__Given request__
Copy out all lines of the records in which the word "labels" appears.
........
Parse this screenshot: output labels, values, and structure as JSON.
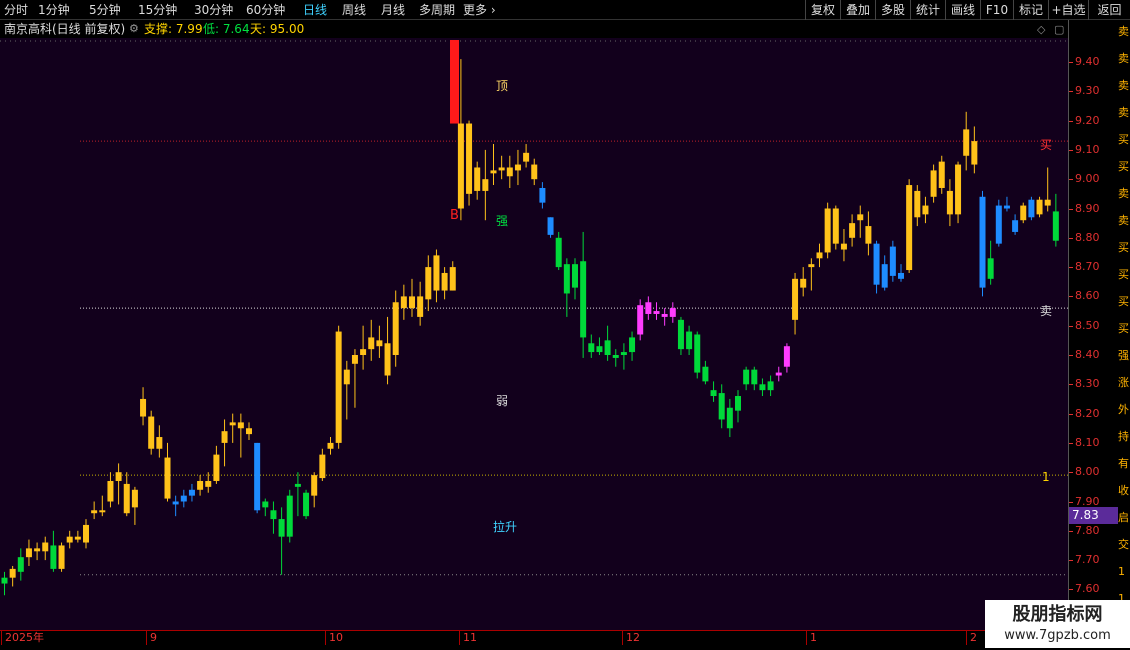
{
  "toolbar": {
    "periods": [
      "分时",
      "1分钟",
      "5分钟",
      "15分钟",
      "30分钟",
      "60分钟",
      "日线",
      "周线",
      "月线",
      "多周期",
      "更多"
    ],
    "active_period": "日线",
    "right_buttons": [
      "复权",
      "叠加",
      "多股",
      "统计",
      "画线",
      "F10",
      "标记",
      "+自选",
      "返回"
    ]
  },
  "info_bar": {
    "title": "南京高科(日线 前复权)",
    "support_label": "支撑: 7.99",
    "low_label": "低: 7.64",
    "days_label": "天: 95.00"
  },
  "annotations": {
    "top": "顶",
    "strong": "强",
    "weak": "弱",
    "lift": "拉升",
    "b_signal": "B",
    "buy": "买",
    "sell": "卖",
    "one": "1"
  },
  "price_axis": {
    "labels": [
      "9.40",
      "9.30",
      "9.20",
      "9.10",
      "9.00",
      "8.90",
      "8.80",
      "8.70",
      "8.60",
      "8.50",
      "8.40",
      "8.30",
      "8.20",
      "8.10",
      "8.00",
      "7.90",
      "7.80",
      "7.70",
      "7.60"
    ],
    "current_price": "7.83"
  },
  "date_axis": [
    "2025年",
    "9",
    "10",
    "11",
    "12",
    "1",
    "2"
  ],
  "right_strip": [
    "卖",
    "卖",
    "卖",
    "卖",
    "买",
    "买",
    "卖",
    "卖",
    "买",
    "买",
    "买",
    "买",
    "强",
    "涨",
    "外",
    "持",
    "有",
    "收",
    "启",
    "交",
    "1",
    "1"
  ],
  "watermark": {
    "title": "股朋指标网",
    "url": "www.7gpzb.com"
  },
  "levels": {
    "buy_line": 9.13,
    "sell_line": 8.56,
    "support_line": 7.99,
    "low_line": 7.65
  },
  "colors": {
    "yellow": "#ffc21a",
    "green": "#00d93a",
    "blue": "#1e8cff",
    "magenta": "#ff3cff",
    "red": "#ff1a1a",
    "background": "#12001c"
  },
  "candles": [
    {
      "o": 7.62,
      "h": 7.66,
      "l": 7.58,
      "c": 7.64,
      "color": "green"
    },
    {
      "o": 7.64,
      "h": 7.68,
      "l": 7.61,
      "c": 7.67,
      "color": "yellow"
    },
    {
      "o": 7.66,
      "h": 7.74,
      "l": 7.63,
      "c": 7.71,
      "color": "green"
    },
    {
      "o": 7.71,
      "h": 7.77,
      "l": 7.68,
      "c": 7.74,
      "color": "yellow"
    },
    {
      "o": 7.74,
      "h": 7.76,
      "l": 7.7,
      "c": 7.73,
      "color": "yellow"
    },
    {
      "o": 7.73,
      "h": 7.78,
      "l": 7.7,
      "c": 7.76,
      "color": "yellow"
    },
    {
      "o": 7.75,
      "h": 7.8,
      "l": 7.66,
      "c": 7.67,
      "color": "green"
    },
    {
      "o": 7.67,
      "h": 7.76,
      "l": 7.66,
      "c": 7.75,
      "color": "yellow"
    },
    {
      "o": 7.76,
      "h": 7.8,
      "l": 7.74,
      "c": 7.78,
      "color": "yellow"
    },
    {
      "o": 7.78,
      "h": 7.8,
      "l": 7.76,
      "c": 7.77,
      "color": "yellow"
    },
    {
      "o": 7.76,
      "h": 7.84,
      "l": 7.74,
      "c": 7.82,
      "color": "yellow"
    },
    {
      "o": 7.86,
      "h": 7.9,
      "l": 7.84,
      "c": 7.87,
      "color": "yellow"
    },
    {
      "o": 7.87,
      "h": 7.92,
      "l": 7.85,
      "c": 7.87,
      "color": "yellow"
    },
    {
      "o": 7.9,
      "h": 8.0,
      "l": 7.88,
      "c": 7.97,
      "color": "yellow"
    },
    {
      "o": 7.97,
      "h": 8.03,
      "l": 7.89,
      "c": 8.0,
      "color": "yellow"
    },
    {
      "o": 7.86,
      "h": 8.0,
      "l": 7.85,
      "c": 7.96,
      "color": "yellow"
    },
    {
      "o": 7.88,
      "h": 7.95,
      "l": 7.82,
      "c": 7.94,
      "color": "yellow"
    },
    {
      "o": 8.19,
      "h": 8.29,
      "l": 8.16,
      "c": 8.25,
      "color": "yellow"
    },
    {
      "o": 8.19,
      "h": 8.21,
      "l": 8.06,
      "c": 8.08,
      "color": "yellow"
    },
    {
      "o": 8.08,
      "h": 8.16,
      "l": 8.05,
      "c": 8.12,
      "color": "yellow"
    },
    {
      "o": 8.05,
      "h": 8.1,
      "l": 7.9,
      "c": 7.91,
      "color": "yellow"
    },
    {
      "o": 7.9,
      "h": 7.92,
      "l": 7.85,
      "c": 7.89,
      "color": "blue"
    },
    {
      "o": 7.9,
      "h": 7.94,
      "l": 7.88,
      "c": 7.92,
      "color": "blue"
    },
    {
      "o": 7.92,
      "h": 7.96,
      "l": 7.9,
      "c": 7.94,
      "color": "blue"
    },
    {
      "o": 7.94,
      "h": 7.99,
      "l": 7.92,
      "c": 7.97,
      "color": "yellow"
    },
    {
      "o": 7.97,
      "h": 8.0,
      "l": 7.93,
      "c": 7.95,
      "color": "yellow"
    },
    {
      "o": 7.97,
      "h": 8.09,
      "l": 7.96,
      "c": 8.06,
      "color": "yellow"
    },
    {
      "o": 8.1,
      "h": 8.18,
      "l": 8.02,
      "c": 8.14,
      "color": "yellow"
    },
    {
      "o": 8.16,
      "h": 8.2,
      "l": 8.1,
      "c": 8.17,
      "color": "yellow"
    },
    {
      "o": 8.17,
      "h": 8.2,
      "l": 8.05,
      "c": 8.15,
      "color": "yellow"
    },
    {
      "o": 8.15,
      "h": 8.17,
      "l": 8.11,
      "c": 8.13,
      "color": "yellow"
    },
    {
      "o": 8.1,
      "h": 8.1,
      "l": 7.86,
      "c": 7.87,
      "color": "blue"
    },
    {
      "o": 7.88,
      "h": 7.91,
      "l": 7.85,
      "c": 7.9,
      "color": "green"
    },
    {
      "o": 7.87,
      "h": 7.9,
      "l": 7.79,
      "c": 7.84,
      "color": "green"
    },
    {
      "o": 7.84,
      "h": 7.88,
      "l": 7.65,
      "c": 7.78,
      "color": "green"
    },
    {
      "o": 7.78,
      "h": 7.94,
      "l": 7.76,
      "c": 7.92,
      "color": "green"
    },
    {
      "o": 7.95,
      "h": 8.0,
      "l": 7.85,
      "c": 7.96,
      "color": "green"
    },
    {
      "o": 7.85,
      "h": 7.94,
      "l": 7.84,
      "c": 7.93,
      "color": "green"
    },
    {
      "o": 7.92,
      "h": 8.0,
      "l": 7.88,
      "c": 7.99,
      "color": "yellow"
    },
    {
      "o": 7.98,
      "h": 8.08,
      "l": 7.97,
      "c": 8.06,
      "color": "yellow"
    },
    {
      "o": 8.08,
      "h": 8.12,
      "l": 8.06,
      "c": 8.1,
      "color": "yellow"
    },
    {
      "o": 8.1,
      "h": 8.5,
      "l": 8.08,
      "c": 8.48,
      "color": "yellow"
    },
    {
      "o": 8.3,
      "h": 8.38,
      "l": 8.18,
      "c": 8.35,
      "color": "yellow"
    },
    {
      "o": 8.37,
      "h": 8.42,
      "l": 8.22,
      "c": 8.4,
      "color": "yellow"
    },
    {
      "o": 8.4,
      "h": 8.5,
      "l": 8.35,
      "c": 8.42,
      "color": "yellow"
    },
    {
      "o": 8.42,
      "h": 8.52,
      "l": 8.38,
      "c": 8.46,
      "color": "yellow"
    },
    {
      "o": 8.45,
      "h": 8.5,
      "l": 8.39,
      "c": 8.43,
      "color": "yellow"
    },
    {
      "o": 8.44,
      "h": 8.53,
      "l": 8.3,
      "c": 8.33,
      "color": "yellow"
    },
    {
      "o": 8.4,
      "h": 8.62,
      "l": 8.36,
      "c": 8.58,
      "color": "yellow"
    },
    {
      "o": 8.6,
      "h": 8.64,
      "l": 8.52,
      "c": 8.56,
      "color": "yellow"
    },
    {
      "o": 8.56,
      "h": 8.66,
      "l": 8.53,
      "c": 8.6,
      "color": "yellow"
    },
    {
      "o": 8.6,
      "h": 8.65,
      "l": 8.5,
      "c": 8.53,
      "color": "yellow"
    },
    {
      "o": 8.59,
      "h": 8.74,
      "l": 8.55,
      "c": 8.7,
      "color": "yellow"
    },
    {
      "o": 8.74,
      "h": 8.76,
      "l": 8.58,
      "c": 8.62,
      "color": "yellow"
    },
    {
      "o": 8.62,
      "h": 8.7,
      "l": 8.59,
      "c": 8.68,
      "color": "yellow"
    },
    {
      "o": 8.7,
      "h": 8.72,
      "l": 8.62,
      "c": 8.62,
      "color": "yellow"
    },
    {
      "o": 8.9,
      "h": 9.41,
      "l": 8.86,
      "c": 9.19,
      "color": "yellow"
    },
    {
      "o": 9.19,
      "h": 9.2,
      "l": 8.91,
      "c": 8.95,
      "color": "yellow"
    },
    {
      "o": 8.96,
      "h": 9.06,
      "l": 8.93,
      "c": 9.04,
      "color": "yellow"
    },
    {
      "o": 9.0,
      "h": 9.1,
      "l": 8.86,
      "c": 8.96,
      "color": "yellow"
    },
    {
      "o": 9.02,
      "h": 9.12,
      "l": 8.98,
      "c": 9.03,
      "color": "yellow"
    },
    {
      "o": 9.03,
      "h": 9.08,
      "l": 9.0,
      "c": 9.04,
      "color": "yellow"
    },
    {
      "o": 9.04,
      "h": 9.08,
      "l": 8.97,
      "c": 9.01,
      "color": "yellow"
    },
    {
      "o": 9.03,
      "h": 9.1,
      "l": 8.98,
      "c": 9.05,
      "color": "yellow"
    },
    {
      "o": 9.06,
      "h": 9.12,
      "l": 9.04,
      "c": 9.09,
      "color": "yellow"
    },
    {
      "o": 9.05,
      "h": 9.07,
      "l": 8.98,
      "c": 9.0,
      "color": "yellow"
    },
    {
      "o": 8.97,
      "h": 8.99,
      "l": 8.9,
      "c": 8.92,
      "color": "blue"
    },
    {
      "o": 8.87,
      "h": 8.87,
      "l": 8.8,
      "c": 8.81,
      "color": "blue"
    },
    {
      "o": 8.8,
      "h": 8.82,
      "l": 8.69,
      "c": 8.7,
      "color": "green"
    },
    {
      "o": 8.71,
      "h": 8.73,
      "l": 8.53,
      "c": 8.61,
      "color": "green"
    },
    {
      "o": 8.63,
      "h": 8.73,
      "l": 8.59,
      "c": 8.71,
      "color": "green"
    },
    {
      "o": 8.72,
      "h": 8.82,
      "l": 8.39,
      "c": 8.46,
      "color": "green"
    },
    {
      "o": 8.44,
      "h": 8.47,
      "l": 8.39,
      "c": 8.41,
      "color": "green"
    },
    {
      "o": 8.41,
      "h": 8.46,
      "l": 8.4,
      "c": 8.43,
      "color": "green"
    },
    {
      "o": 8.45,
      "h": 8.5,
      "l": 8.38,
      "c": 8.4,
      "color": "green"
    },
    {
      "o": 8.4,
      "h": 8.42,
      "l": 8.36,
      "c": 8.39,
      "color": "green"
    },
    {
      "o": 8.4,
      "h": 8.44,
      "l": 8.35,
      "c": 8.41,
      "color": "green"
    },
    {
      "o": 8.41,
      "h": 8.48,
      "l": 8.38,
      "c": 8.46,
      "color": "green"
    },
    {
      "o": 8.47,
      "h": 8.59,
      "l": 8.45,
      "c": 8.57,
      "color": "magenta"
    },
    {
      "o": 8.54,
      "h": 8.6,
      "l": 8.52,
      "c": 8.58,
      "color": "magenta"
    },
    {
      "o": 8.55,
      "h": 8.58,
      "l": 8.52,
      "c": 8.54,
      "color": "magenta"
    },
    {
      "o": 8.53,
      "h": 8.56,
      "l": 8.5,
      "c": 8.54,
      "color": "magenta"
    },
    {
      "o": 8.53,
      "h": 8.58,
      "l": 8.51,
      "c": 8.56,
      "color": "magenta"
    },
    {
      "o": 8.52,
      "h": 8.53,
      "l": 8.4,
      "c": 8.42,
      "color": "green"
    },
    {
      "o": 8.48,
      "h": 8.5,
      "l": 8.4,
      "c": 8.42,
      "color": "green"
    },
    {
      "o": 8.47,
      "h": 8.48,
      "l": 8.32,
      "c": 8.34,
      "color": "green"
    },
    {
      "o": 8.36,
      "h": 8.38,
      "l": 8.3,
      "c": 8.31,
      "color": "green"
    },
    {
      "o": 8.28,
      "h": 8.31,
      "l": 8.24,
      "c": 8.26,
      "color": "green"
    },
    {
      "o": 8.27,
      "h": 8.3,
      "l": 8.15,
      "c": 8.18,
      "color": "green"
    },
    {
      "o": 8.22,
      "h": 8.25,
      "l": 8.12,
      "c": 8.15,
      "color": "green"
    },
    {
      "o": 8.21,
      "h": 8.28,
      "l": 8.17,
      "c": 8.26,
      "color": "green"
    },
    {
      "o": 8.3,
      "h": 8.36,
      "l": 8.28,
      "c": 8.35,
      "color": "green"
    },
    {
      "o": 8.3,
      "h": 8.36,
      "l": 8.28,
      "c": 8.35,
      "color": "green"
    },
    {
      "o": 8.28,
      "h": 8.32,
      "l": 8.26,
      "c": 8.3,
      "color": "green"
    },
    {
      "o": 8.31,
      "h": 8.33,
      "l": 8.26,
      "c": 8.28,
      "color": "green"
    },
    {
      "o": 8.33,
      "h": 8.36,
      "l": 8.31,
      "c": 8.34,
      "color": "magenta"
    },
    {
      "o": 8.36,
      "h": 8.44,
      "l": 8.34,
      "c": 8.43,
      "color": "magenta"
    },
    {
      "o": 8.52,
      "h": 8.68,
      "l": 8.47,
      "c": 8.66,
      "color": "yellow"
    },
    {
      "o": 8.63,
      "h": 8.7,
      "l": 8.6,
      "c": 8.66,
      "color": "yellow"
    },
    {
      "o": 8.7,
      "h": 8.73,
      "l": 8.62,
      "c": 8.71,
      "color": "yellow"
    },
    {
      "o": 8.73,
      "h": 8.78,
      "l": 8.7,
      "c": 8.75,
      "color": "yellow"
    },
    {
      "o": 8.75,
      "h": 8.92,
      "l": 8.73,
      "c": 8.9,
      "color": "yellow"
    },
    {
      "o": 8.78,
      "h": 8.91,
      "l": 8.76,
      "c": 8.9,
      "color": "yellow"
    },
    {
      "o": 8.76,
      "h": 8.83,
      "l": 8.72,
      "c": 8.78,
      "color": "yellow"
    },
    {
      "o": 8.8,
      "h": 8.88,
      "l": 8.77,
      "c": 8.85,
      "color": "yellow"
    },
    {
      "o": 8.86,
      "h": 8.91,
      "l": 8.8,
      "c": 8.88,
      "color": "yellow"
    },
    {
      "o": 8.84,
      "h": 8.89,
      "l": 8.74,
      "c": 8.78,
      "color": "yellow"
    },
    {
      "o": 8.78,
      "h": 8.79,
      "l": 8.61,
      "c": 8.64,
      "color": "blue"
    },
    {
      "o": 8.71,
      "h": 8.74,
      "l": 8.62,
      "c": 8.63,
      "color": "blue"
    },
    {
      "o": 8.77,
      "h": 8.79,
      "l": 8.65,
      "c": 8.67,
      "color": "blue"
    },
    {
      "o": 8.68,
      "h": 8.71,
      "l": 8.65,
      "c": 8.66,
      "color": "blue"
    },
    {
      "o": 8.69,
      "h": 9.0,
      "l": 8.68,
      "c": 8.98,
      "color": "yellow"
    },
    {
      "o": 8.96,
      "h": 8.98,
      "l": 8.84,
      "c": 8.87,
      "color": "yellow"
    },
    {
      "o": 8.88,
      "h": 8.94,
      "l": 8.85,
      "c": 8.91,
      "color": "yellow"
    },
    {
      "o": 8.94,
      "h": 9.05,
      "l": 8.92,
      "c": 9.03,
      "color": "yellow"
    },
    {
      "o": 9.06,
      "h": 9.08,
      "l": 8.95,
      "c": 8.97,
      "color": "yellow"
    },
    {
      "o": 8.88,
      "h": 9.0,
      "l": 8.84,
      "c": 8.96,
      "color": "yellow"
    },
    {
      "o": 8.88,
      "h": 9.06,
      "l": 8.85,
      "c": 9.05,
      "color": "yellow"
    },
    {
      "o": 9.17,
      "h": 9.23,
      "l": 9.03,
      "c": 9.08,
      "color": "yellow"
    },
    {
      "o": 9.13,
      "h": 9.18,
      "l": 9.02,
      "c": 9.05,
      "color": "yellow"
    },
    {
      "o": 8.94,
      "h": 8.96,
      "l": 8.6,
      "c": 8.63,
      "color": "blue"
    },
    {
      "o": 8.66,
      "h": 8.79,
      "l": 8.64,
      "c": 8.73,
      "color": "green"
    },
    {
      "o": 8.91,
      "h": 8.93,
      "l": 8.77,
      "c": 8.78,
      "color": "blue"
    },
    {
      "o": 8.9,
      "h": 8.94,
      "l": 8.89,
      "c": 8.91,
      "color": "blue"
    },
    {
      "o": 8.86,
      "h": 8.88,
      "l": 8.81,
      "c": 8.82,
      "color": "blue"
    },
    {
      "o": 8.86,
      "h": 8.92,
      "l": 8.85,
      "c": 8.91,
      "color": "yellow"
    },
    {
      "o": 8.93,
      "h": 8.94,
      "l": 8.86,
      "c": 8.87,
      "color": "blue"
    },
    {
      "o": 8.93,
      "h": 8.94,
      "l": 8.87,
      "c": 8.88,
      "color": "yellow"
    },
    {
      "o": 8.91,
      "h": 9.04,
      "l": 8.89,
      "c": 8.93,
      "color": "yellow"
    },
    {
      "o": 8.89,
      "h": 8.95,
      "l": 8.77,
      "c": 8.79,
      "color": "green"
    }
  ]
}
........
__Solution below__
Parse this screenshot: output labels, values, and structure as JSON.
    "labels": [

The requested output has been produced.